---------- MATERIAL

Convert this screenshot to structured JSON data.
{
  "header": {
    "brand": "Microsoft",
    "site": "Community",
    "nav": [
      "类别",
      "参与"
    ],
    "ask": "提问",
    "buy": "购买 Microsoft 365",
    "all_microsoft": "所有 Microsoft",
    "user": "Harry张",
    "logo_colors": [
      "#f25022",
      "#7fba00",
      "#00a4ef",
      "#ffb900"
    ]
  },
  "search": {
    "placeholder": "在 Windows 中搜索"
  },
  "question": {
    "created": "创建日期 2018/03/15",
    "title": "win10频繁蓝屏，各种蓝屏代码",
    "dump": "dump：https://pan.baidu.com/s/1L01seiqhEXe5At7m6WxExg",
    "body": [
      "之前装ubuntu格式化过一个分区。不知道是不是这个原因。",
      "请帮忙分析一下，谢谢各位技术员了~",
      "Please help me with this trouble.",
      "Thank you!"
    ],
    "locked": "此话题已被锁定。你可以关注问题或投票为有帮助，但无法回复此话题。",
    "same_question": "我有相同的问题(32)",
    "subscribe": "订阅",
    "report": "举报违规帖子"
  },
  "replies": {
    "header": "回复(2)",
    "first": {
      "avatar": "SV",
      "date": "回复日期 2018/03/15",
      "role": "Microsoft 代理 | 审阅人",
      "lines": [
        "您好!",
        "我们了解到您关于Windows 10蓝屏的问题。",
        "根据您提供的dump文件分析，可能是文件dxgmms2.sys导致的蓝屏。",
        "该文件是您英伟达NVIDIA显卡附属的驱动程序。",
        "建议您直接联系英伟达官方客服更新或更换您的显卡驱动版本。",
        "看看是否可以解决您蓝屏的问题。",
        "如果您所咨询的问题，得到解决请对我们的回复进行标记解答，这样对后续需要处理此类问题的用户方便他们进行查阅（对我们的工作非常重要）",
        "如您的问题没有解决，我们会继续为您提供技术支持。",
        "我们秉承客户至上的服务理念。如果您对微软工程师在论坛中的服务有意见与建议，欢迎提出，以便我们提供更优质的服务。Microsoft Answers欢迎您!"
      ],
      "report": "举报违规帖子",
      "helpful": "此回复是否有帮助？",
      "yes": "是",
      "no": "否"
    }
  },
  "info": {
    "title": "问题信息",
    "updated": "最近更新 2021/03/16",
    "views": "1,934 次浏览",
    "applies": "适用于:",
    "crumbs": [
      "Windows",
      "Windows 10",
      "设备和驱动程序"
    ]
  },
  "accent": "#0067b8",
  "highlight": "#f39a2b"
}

--------------------

_WORK REQUIRED:_ Write the listing out again, exactly as shown above.

_ANSWER BELOW:_
Convert this screenshot to structured JSON data.
{
  "header": {
    "brand": "Microsoft",
    "site": "Community",
    "nav": [
      "类别",
      "参与"
    ],
    "ask": "提问",
    "buy": "购买 Microsoft 365",
    "all_microsoft": "所有 Microsoft",
    "user": "Harry张",
    "logo_colors": [
      "#f25022",
      "#7fba00",
      "#00a4ef",
      "#ffb900"
    ]
  },
  "search": {
    "placeholder": "在 Windows 中搜索"
  },
  "question": {
    "created": "创建日期 2018/03/15",
    "title": "win10频繁蓝屏，各种蓝屏代码",
    "dump": "dump：https://pan.baidu.com/s/1L01seiqhEXe5At7m6WxExg",
    "body": [
      "之前装ubuntu格式化过一个分区。不知道是不是这个原因。",
      "请帮忙分析一下，谢谢各位技术员了~",
      "Please help me with this trouble.",
      "Thank you!"
    ],
    "locked": "此话题已被锁定。你可以关注问题或投票为有帮助，但无法回复此话题。",
    "same_question": "我有相同的问题(32)",
    "subscribe": "订阅",
    "report": "举报违规帖子"
  },
  "replies": {
    "header": "回复(2)",
    "first": {
      "avatar": "SV",
      "date": "回复日期 2018/03/15",
      "role": "Microsoft 代理 | 审阅人",
      "lines": [
        "您好!",
        "我们了解到您关于Windows 10蓝屏的问题。",
        "根据您提供的dump文件分析，可能是文件dxgmms2.sys导致的蓝屏。",
        "该文件是您英伟达NVIDIA显卡附属的驱动程序。",
        "建议您直接联系英伟达官方客服更新或更换您的显卡驱动版本。",
        "看看是否可以解决您蓝屏的问题。",
        "如果您所咨询的问题，得到解决请对我们的回复进行标记解答，这样对后续需要处理此类问题的用户方便他们进行查阅（对我们的工作非常重要）",
        "如您的问题没有解决，我们会继续为您提供技术支持。",
        "我们秉承客户至上的服务理念。如果您对微软工程师在论坛中的服务有意见与建议，欢迎提出，以便我们提供更优质的服务。Microsoft Answers欢迎您!"
      ],
      "report": "举报违规帖子",
      "helpful": "此回复是否有帮助？",
      "yes": "是",
      "no": "否"
    }
  },
  "info": {
    "title": "问题信息",
    "updated": "最近更新 2021/03/16",
    "views": "1,934 次浏览",
    "applies": "适用于:",
    "crumbs": [
      "Windows",
      "Windows 10",
      "设备和驱动程序"
    ]
  },
  "accent": "#0067b8",
  "highlight": "#f39a2b"
}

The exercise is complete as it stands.